» DESCRIPTION OF THE TASK: Quote the data below in full, please, without altering anything.

--- INPUT FOR THIS TASK ---

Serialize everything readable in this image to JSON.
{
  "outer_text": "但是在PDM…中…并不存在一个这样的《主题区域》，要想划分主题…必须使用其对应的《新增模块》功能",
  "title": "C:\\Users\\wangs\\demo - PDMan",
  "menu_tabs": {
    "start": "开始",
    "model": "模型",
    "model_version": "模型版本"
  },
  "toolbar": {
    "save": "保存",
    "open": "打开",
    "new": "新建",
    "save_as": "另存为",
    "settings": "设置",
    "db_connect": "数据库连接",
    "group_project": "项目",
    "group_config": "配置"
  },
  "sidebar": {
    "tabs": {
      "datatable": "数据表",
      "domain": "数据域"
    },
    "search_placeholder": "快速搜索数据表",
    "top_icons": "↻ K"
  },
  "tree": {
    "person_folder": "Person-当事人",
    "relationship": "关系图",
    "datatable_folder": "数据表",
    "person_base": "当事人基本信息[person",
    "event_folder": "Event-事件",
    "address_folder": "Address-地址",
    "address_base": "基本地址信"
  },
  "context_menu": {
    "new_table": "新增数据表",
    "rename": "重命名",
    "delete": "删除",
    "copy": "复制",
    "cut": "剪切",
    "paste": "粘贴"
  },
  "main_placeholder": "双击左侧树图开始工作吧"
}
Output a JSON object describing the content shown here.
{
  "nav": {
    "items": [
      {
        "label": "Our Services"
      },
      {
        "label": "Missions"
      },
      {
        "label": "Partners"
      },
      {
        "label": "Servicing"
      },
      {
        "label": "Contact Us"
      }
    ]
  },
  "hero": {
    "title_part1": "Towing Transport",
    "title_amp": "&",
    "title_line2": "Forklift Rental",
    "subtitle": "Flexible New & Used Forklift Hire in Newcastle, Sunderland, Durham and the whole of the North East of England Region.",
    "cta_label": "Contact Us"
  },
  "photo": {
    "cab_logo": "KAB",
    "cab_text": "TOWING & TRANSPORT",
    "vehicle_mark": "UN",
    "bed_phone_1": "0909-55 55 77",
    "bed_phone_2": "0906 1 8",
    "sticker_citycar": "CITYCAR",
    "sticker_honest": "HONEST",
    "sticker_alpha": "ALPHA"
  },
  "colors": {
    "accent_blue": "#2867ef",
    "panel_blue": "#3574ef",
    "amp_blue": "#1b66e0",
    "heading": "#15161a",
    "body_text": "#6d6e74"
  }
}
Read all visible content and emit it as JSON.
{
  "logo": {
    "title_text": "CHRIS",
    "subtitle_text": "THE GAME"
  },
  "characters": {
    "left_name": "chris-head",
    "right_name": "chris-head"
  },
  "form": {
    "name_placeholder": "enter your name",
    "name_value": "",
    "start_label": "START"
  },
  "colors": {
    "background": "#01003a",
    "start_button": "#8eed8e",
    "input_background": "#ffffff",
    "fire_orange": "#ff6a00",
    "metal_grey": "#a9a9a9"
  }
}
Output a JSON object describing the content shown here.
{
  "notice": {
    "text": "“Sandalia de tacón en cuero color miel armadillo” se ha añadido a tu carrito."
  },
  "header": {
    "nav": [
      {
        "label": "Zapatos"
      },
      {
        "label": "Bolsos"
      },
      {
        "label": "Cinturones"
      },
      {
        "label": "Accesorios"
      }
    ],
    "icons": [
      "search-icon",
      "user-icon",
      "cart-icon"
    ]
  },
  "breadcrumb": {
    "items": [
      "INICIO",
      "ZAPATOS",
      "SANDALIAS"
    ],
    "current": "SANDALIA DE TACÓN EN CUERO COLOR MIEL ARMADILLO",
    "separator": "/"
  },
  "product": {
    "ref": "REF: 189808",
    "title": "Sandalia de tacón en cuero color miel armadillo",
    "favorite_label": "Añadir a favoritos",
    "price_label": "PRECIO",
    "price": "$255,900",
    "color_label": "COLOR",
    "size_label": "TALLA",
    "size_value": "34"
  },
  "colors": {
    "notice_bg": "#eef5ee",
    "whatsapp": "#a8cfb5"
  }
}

---

» ANSWER TO THIS TASK:
Serialize everything readable in this image to JSON.
{
  "outer_text": "但是在PDM…中…并不存在一个这样的《主题区域》，要想划分主题…必须使用其对应的《新增模块》功能",
  "title": "C:\\Users\\wangs\\demo - PDMan",
  "menu_tabs": {
    "start": "开始",
    "model": "模型",
    "model_version": "模型版本"
  },
  "toolbar": {
    "save": "保存",
    "open": "打开",
    "new": "新建",
    "save_as": "另存为",
    "settings": "设置",
    "db_connect": "数据库连接",
    "group_project": "项目",
    "group_config": "配置"
  },
  "sidebar": {
    "tabs": {
      "datatable": "数据表",
      "domain": "数据域"
    },
    "search_placeholder": "快速搜索数据表",
    "top_icons": "↻ K"
  },
  "tree": {
    "person_folder": "Person-当事人",
    "relationship": "关系图",
    "datatable_folder": "数据表",
    "person_base": "当事人基本信息[person",
    "event_folder": "Event-事件",
    "address_folder": "Address-地址",
    "address_base": "基本地址信"
  },
  "context_menu": {
    "new_table": "新增数据表",
    "rename": "重命名",
    "delete": "删除",
    "copy": "复制",
    "cut": "剪切",
    "paste": "粘贴"
  },
  "main_placeholder": "双击左侧树图开始工作吧"
}
Output a JSON object describing the content shown here.
{
  "nav": {
    "items": [
      {
        "label": "Our Services"
      },
      {
        "label": "Missions"
      },
      {
        "label": "Partners"
      },
      {
        "label": "Servicing"
      },
      {
        "label": "Contact Us"
      }
    ]
  },
  "hero": {
    "title_part1": "Towing Transport",
    "title_amp": "&",
    "title_line2": "Forklift Rental",
    "subtitle": "Flexible New & Used Forklift Hire in Newcastle, Sunderland, Durham and the whole of the North East of England Region.",
    "cta_label": "Contact Us"
  },
  "photo": {
    "cab_logo": "KAB",
    "cab_text": "TOWING & TRANSPORT",
    "vehicle_mark": "UN",
    "bed_phone_1": "0909-55 55 77",
    "bed_phone_2": "0906 1 8",
    "sticker_citycar": "CITYCAR",
    "sticker_honest": "HONEST",
    "sticker_alpha": "ALPHA"
  },
  "colors": {
    "accent_blue": "#2867ef",
    "panel_blue": "#3574ef",
    "amp_blue": "#1b66e0",
    "heading": "#15161a",
    "body_text": "#6d6e74"
  }
}
Read all visible content and emit it as JSON.
{
  "logo": {
    "title_text": "CHRIS",
    "subtitle_text": "THE GAME"
  },
  "characters": {
    "left_name": "chris-head",
    "right_name": "chris-head"
  },
  "form": {
    "name_placeholder": "enter your name",
    "name_value": "",
    "start_label": "START"
  },
  "colors": {
    "background": "#01003a",
    "start_button": "#8eed8e",
    "input_background": "#ffffff",
    "fire_orange": "#ff6a00",
    "metal_grey": "#a9a9a9"
  }
}
Output a JSON object describing the content shown here.
{
  "notice": {
    "text": "“Sandalia de tacón en cuero color miel armadillo” se ha añadido a tu carrito."
  },
  "header": {
    "nav": [
      {
        "label": "Zapatos"
      },
      {
        "label": "Bolsos"
      },
      {
        "label": "Cinturones"
      },
      {
        "label": "Accesorios"
      }
    ],
    "icons": [
      "search-icon",
      "user-icon",
      "cart-icon"
    ]
  },
  "breadcrumb": {
    "items": [
      "INICIO",
      "ZAPATOS",
      "SANDALIAS"
    ],
    "current": "SANDALIA DE TACÓN EN CUERO COLOR MIEL ARMADILLO",
    "separator": "/"
  },
  "product": {
    "ref": "REF: 189808",
    "title": "Sandalia de tacón en cuero color miel armadillo",
    "favorite_label": "Añadir a favoritos",
    "price_label": "PRECIO",
    "price": "$255,900",
    "color_label": "COLOR",
    "size_label": "TALLA",
    "size_value": "34"
  },
  "colors": {
    "notice_bg": "#eef5ee",
    "whatsapp": "#a8cfb5"
  }
}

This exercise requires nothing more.